Repeat the records below exactly as they appear.
■ ■ ■ ■ ■ ■ ■
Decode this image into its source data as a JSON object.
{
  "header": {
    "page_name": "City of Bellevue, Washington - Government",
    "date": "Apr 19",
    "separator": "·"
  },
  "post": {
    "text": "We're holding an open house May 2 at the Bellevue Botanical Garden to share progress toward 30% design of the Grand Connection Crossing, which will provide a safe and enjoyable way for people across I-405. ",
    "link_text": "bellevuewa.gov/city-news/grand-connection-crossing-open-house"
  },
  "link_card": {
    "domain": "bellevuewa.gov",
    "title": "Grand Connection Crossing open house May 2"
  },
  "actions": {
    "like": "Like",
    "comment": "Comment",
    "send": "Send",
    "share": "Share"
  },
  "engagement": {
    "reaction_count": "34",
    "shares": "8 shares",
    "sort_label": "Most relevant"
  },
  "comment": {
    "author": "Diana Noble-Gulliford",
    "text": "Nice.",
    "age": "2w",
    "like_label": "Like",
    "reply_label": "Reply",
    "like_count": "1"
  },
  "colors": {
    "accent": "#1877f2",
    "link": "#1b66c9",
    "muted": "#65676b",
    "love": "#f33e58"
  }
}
■ ■ ■ ■ ■ ■ ■
- Final answer -
Decode this image into its source data as a JSON object.
{
  "header": {
    "page_name": "City of Bellevue, Washington - Government",
    "date": "Apr 19",
    "separator": "·"
  },
  "post": {
    "text": "We're holding an open house May 2 at the Bellevue Botanical Garden to share progress toward 30% design of the Grand Connection Crossing, which will provide a safe and enjoyable way for people across I-405. ",
    "link_text": "bellevuewa.gov/city-news/grand-connection-crossing-open-house"
  },
  "link_card": {
    "domain": "bellevuewa.gov",
    "title": "Grand Connection Crossing open house May 2"
  },
  "actions": {
    "like": "Like",
    "comment": "Comment",
    "send": "Send",
    "share": "Share"
  },
  "engagement": {
    "reaction_count": "34",
    "shares": "8 shares",
    "sort_label": "Most relevant"
  },
  "comment": {
    "author": "Diana Noble-Gulliford",
    "text": "Nice.",
    "age": "2w",
    "like_label": "Like",
    "reply_label": "Reply",
    "like_count": "1"
  },
  "colors": {
    "accent": "#1877f2",
    "link": "#1b66c9",
    "muted": "#65676b",
    "love": "#f33e58"
  }
}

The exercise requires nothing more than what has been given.